— begin Records provided —

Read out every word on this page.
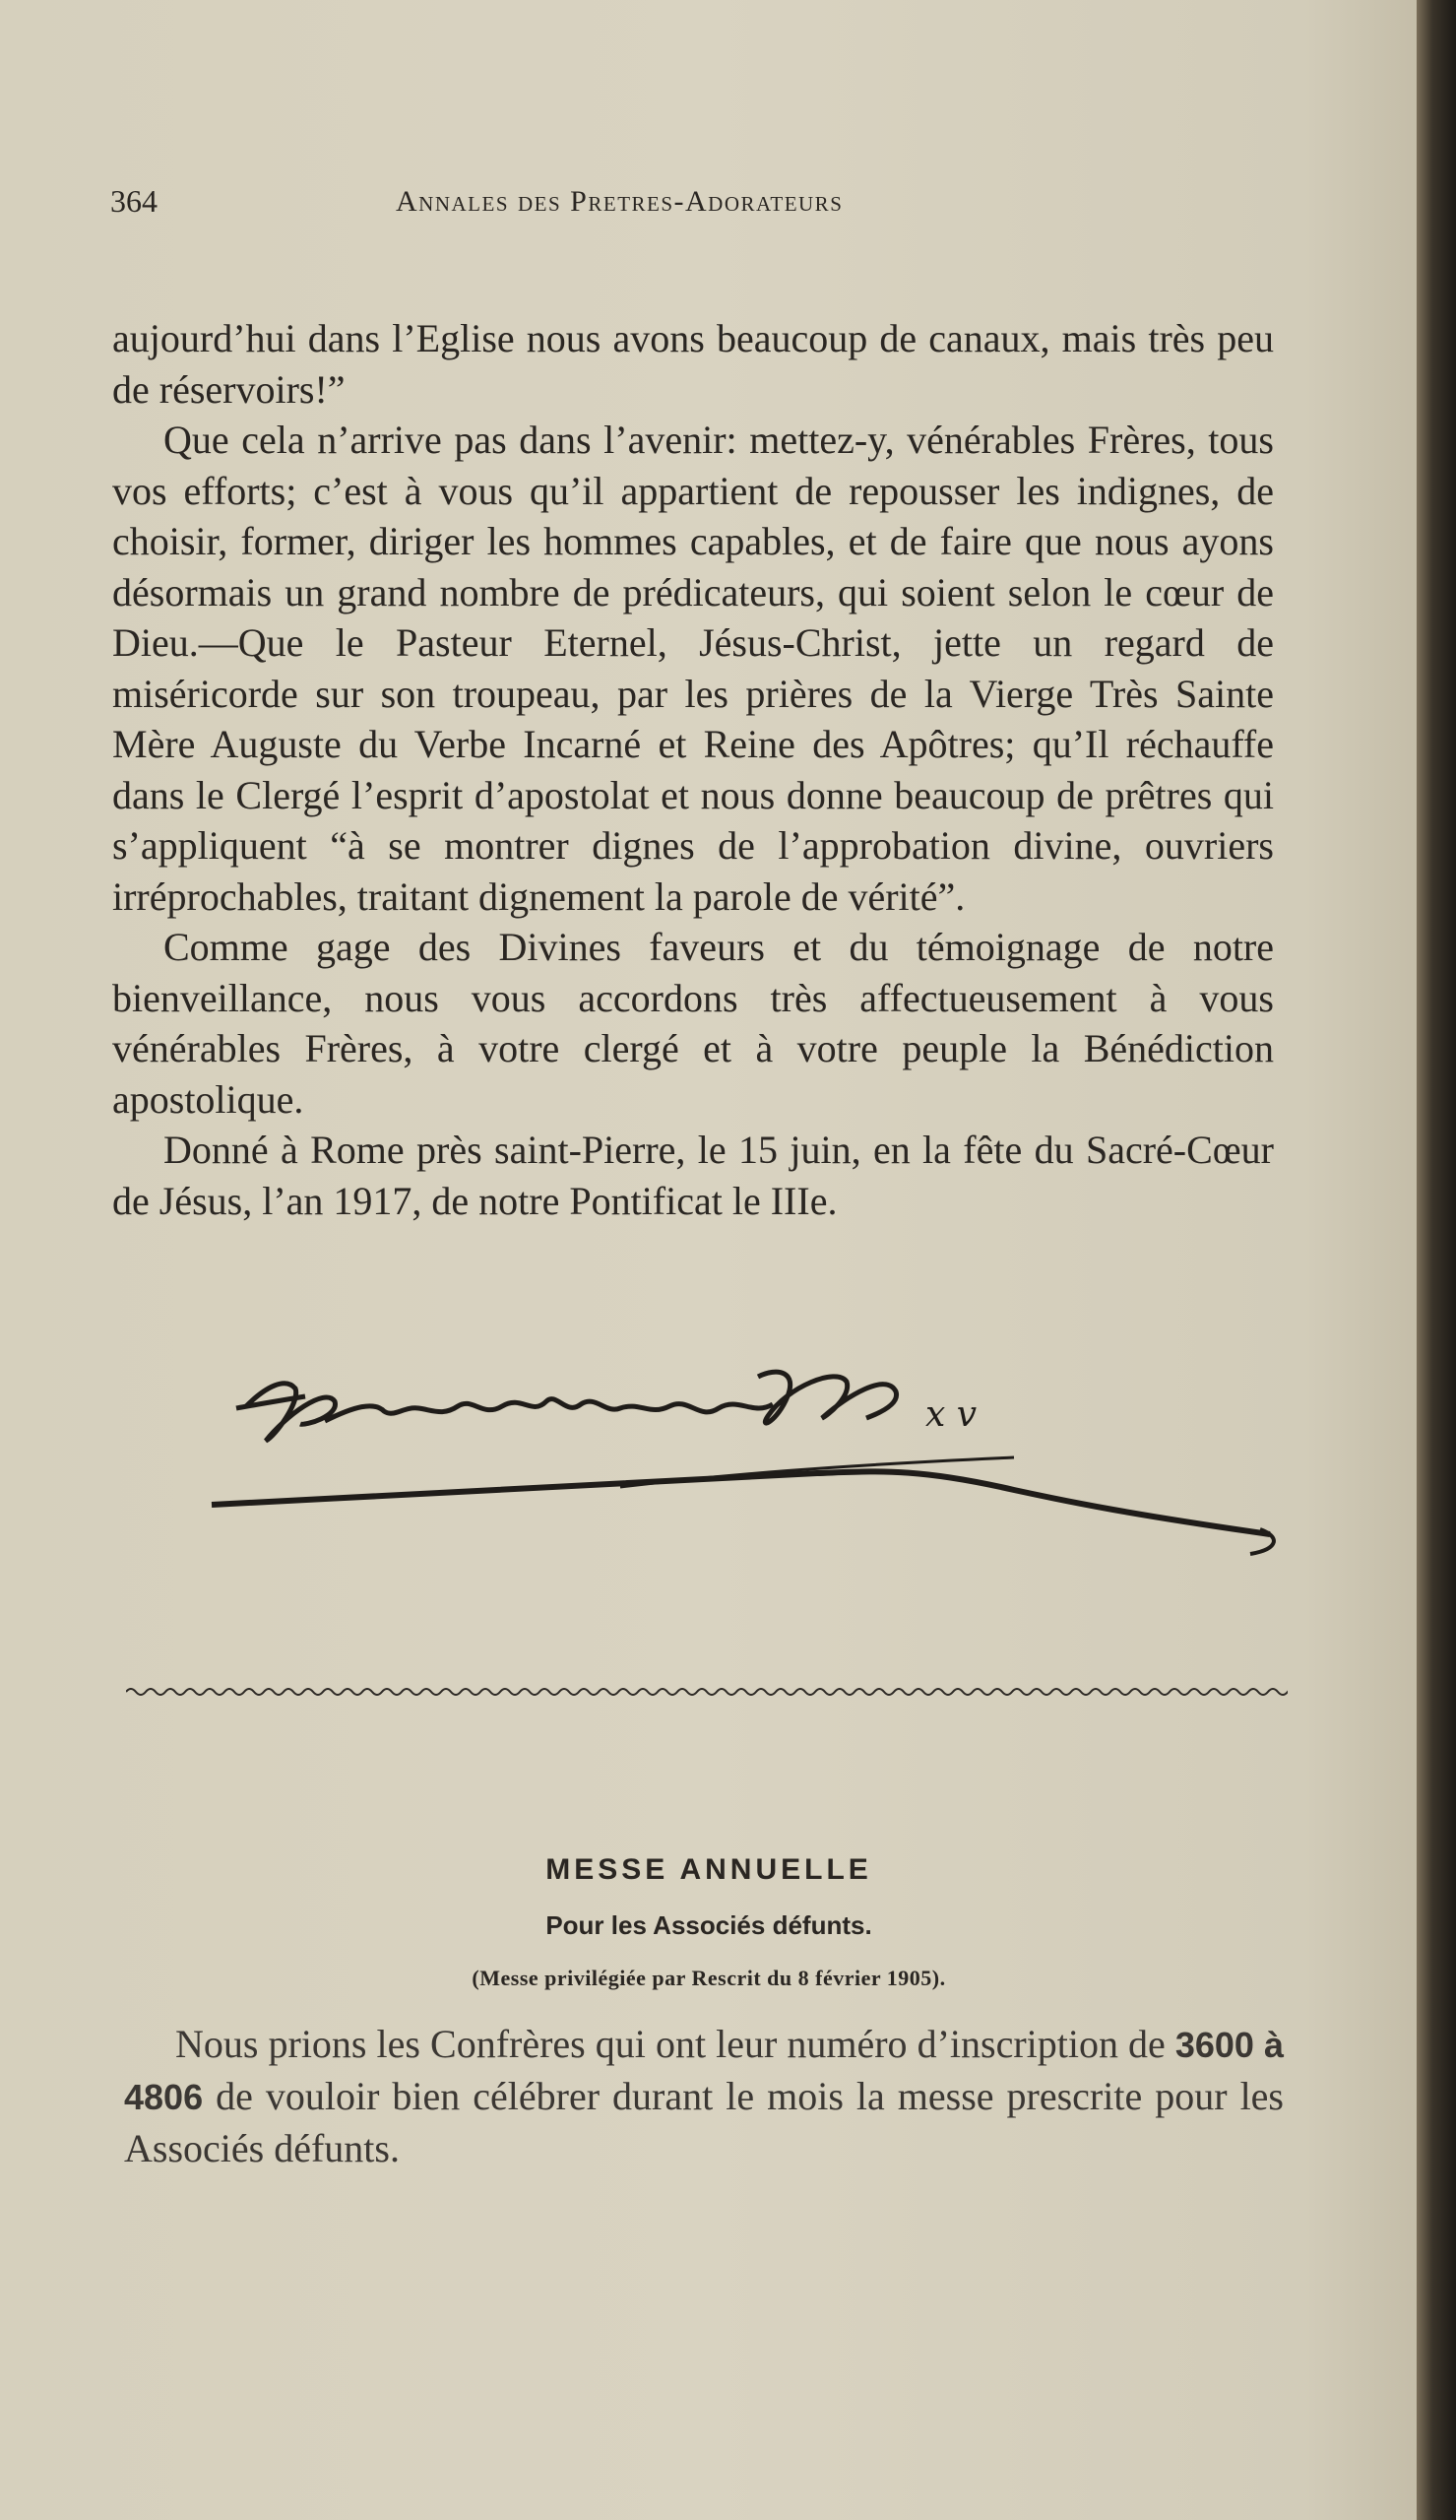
364	Annales des Pretres-Adorateurs

aujourd’hui dans l’Eglise nous avons beaucoup de canaux, mais très peu de réservoirs!”

Que cela n’arrive pas dans l’avenir: mettez-y, vénérables Frères, tous vos efforts; c’est à vous qu’il appartient de repousser les indignes, de choisir, former, diriger les hommes capables, et de faire que nous ayons désormais un grand nombre de prédicateurs, qui soient selon le cœur de Dieu.—Que le Pasteur Eternel, Jésus-Christ, jette un regard de miséricorde sur son troupeau, par les prières de la Vierge Très Sainte Mère Auguste du Verbe Incarné et Reine des Apôtres; qu’Il réchauffe dans le Clergé l’esprit d’apostolat et nous donne beaucoup de prêtres qui s’appliquent “à se montrer dignes de l’approbation divine, ouvriers irréprochables, traitant dignement la parole de vérité”.

Comme gage des Divines faveurs et du témoignage de notre bienveillance, nous vous accordons très affectueusement à vous vénérables Frères, à votre clergé et à votre peuple la Bénédiction apostolique.

Donné à Rome près saint-Pierre, le 15 juin, en la fête du Sacré-Cœur de Jésus, l’an 1917, de notre Pontificat le IIIe.

x v
MESSE ANNUELLE
Pour les Associés défunts.
(Messe privilégiée par Rescrit du 8 février 1905).

Nous prions les Confrères qui ont leur numéro d’inscription de 3600 à 4806 de vouloir bien célébrer durant le mois la messe prescrite pour les Associés défunts.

— end Records provided —

> **The task**: Each entry above is to be written out again unchanged, apart from the pictures, which are left out.

> **Reply**:
Read out every word on this page.
364	Annales des Pretres-Adorateurs

aujourd’hui dans l’Eglise nous avons beaucoup de canaux, mais très peu de réservoirs!”

Que cela n’arrive pas dans l’avenir: mettez-y, vénérables Frères, tous vos efforts; c’est à vous qu’il appartient de repousser les indignes, de choisir, former, diriger les hommes capables, et de faire que nous ayons désormais un grand nombre de prédicateurs, qui soient selon le cœur de Dieu.—Que le Pasteur Eternel, Jésus-Christ, jette un regard de miséricorde sur son troupeau, par les prières de la Vierge Très Sainte Mère Auguste du Verbe Incarné et Reine des Apôtres; qu’Il réchauffe dans le Clergé l’esprit d’apostolat et nous donne beaucoup de prêtres qui s’appliquent “à se montrer dignes de l’approbation divine, ouvriers irréprochables, traitant dignement la parole de vérité”.

Comme gage des Divines faveurs et du témoignage de notre bienveillance, nous vous accordons très affectueusement à vous vénérables Frères, à votre clergé et à votre peuple la Bénédiction apostolique.

Donné à Rome près saint-Pierre, le 15 juin, en la fête du Sacré-Cœur de Jésus, l’an 1917, de notre Pontificat le IIIe.

x v
MESSE ANNUELLE
Pour les Associés défunts.
(Messe privilégiée par Rescrit du 8 février 1905).

Nous prions les Confrères qui ont leur numéro d’inscription de 3600 à 4806 de vouloir bien célébrer durant le mois la messe prescrite pour les Associés défunts.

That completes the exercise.